*TASK INSTRUCTIONS*: Output the material beneath this task exactly, images excluded.

*PROVIDED RECORDS*:
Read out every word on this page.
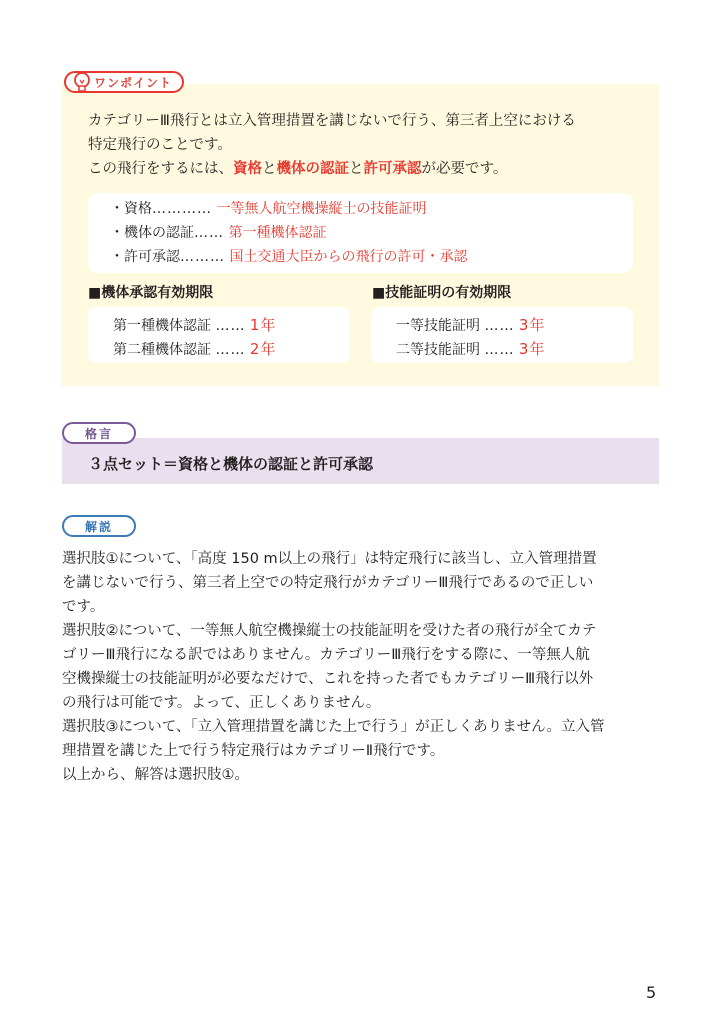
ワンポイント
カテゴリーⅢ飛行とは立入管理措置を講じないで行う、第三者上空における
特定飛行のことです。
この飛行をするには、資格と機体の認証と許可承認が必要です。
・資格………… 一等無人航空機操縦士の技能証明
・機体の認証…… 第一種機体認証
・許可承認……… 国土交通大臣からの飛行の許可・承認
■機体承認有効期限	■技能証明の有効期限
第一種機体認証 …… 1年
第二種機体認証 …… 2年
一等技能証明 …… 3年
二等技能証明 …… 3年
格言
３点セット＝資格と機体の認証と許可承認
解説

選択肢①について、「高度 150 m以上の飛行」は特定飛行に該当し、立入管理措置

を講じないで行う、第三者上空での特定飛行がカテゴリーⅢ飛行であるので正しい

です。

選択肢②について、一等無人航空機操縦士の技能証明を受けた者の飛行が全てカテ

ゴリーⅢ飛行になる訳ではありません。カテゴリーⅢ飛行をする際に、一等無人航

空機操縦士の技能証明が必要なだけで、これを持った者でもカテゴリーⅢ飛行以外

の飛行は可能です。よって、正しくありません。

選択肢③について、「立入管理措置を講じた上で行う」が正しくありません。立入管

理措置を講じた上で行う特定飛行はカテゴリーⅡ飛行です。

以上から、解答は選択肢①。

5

*TASK ANSWER*:
Read out every word on this page.
ワンポイント
カテゴリーⅢ飛行とは立入管理措置を講じないで行う、第三者上空における
特定飛行のことです。
この飛行をするには、資格と機体の認証と許可承認が必要です。
・資格………… 一等無人航空機操縦士の技能証明
・機体の認証…… 第一種機体認証
・許可承認……… 国土交通大臣からの飛行の許可・承認
■機体承認有効期限	■技能証明の有効期限
第一種機体認証 …… 1年
第二種機体認証 …… 2年
一等技能証明 …… 3年
二等技能証明 …… 3年
格言
３点セット＝資格と機体の認証と許可承認
解説

選択肢①について、「高度 150 m以上の飛行」は特定飛行に該当し、立入管理措置

を講じないで行う、第三者上空での特定飛行がカテゴリーⅢ飛行であるので正しい

です。

選択肢②について、一等無人航空機操縦士の技能証明を受けた者の飛行が全てカテ

ゴリーⅢ飛行になる訳ではありません。カテゴリーⅢ飛行をする際に、一等無人航

空機操縦士の技能証明が必要なだけで、これを持った者でもカテゴリーⅢ飛行以外

の飛行は可能です。よって、正しくありません。

選択肢③について、「立入管理措置を講じた上で行う」が正しくありません。立入管

理措置を講じた上で行う特定飛行はカテゴリーⅡ飛行です。

以上から、解答は選択肢①。

5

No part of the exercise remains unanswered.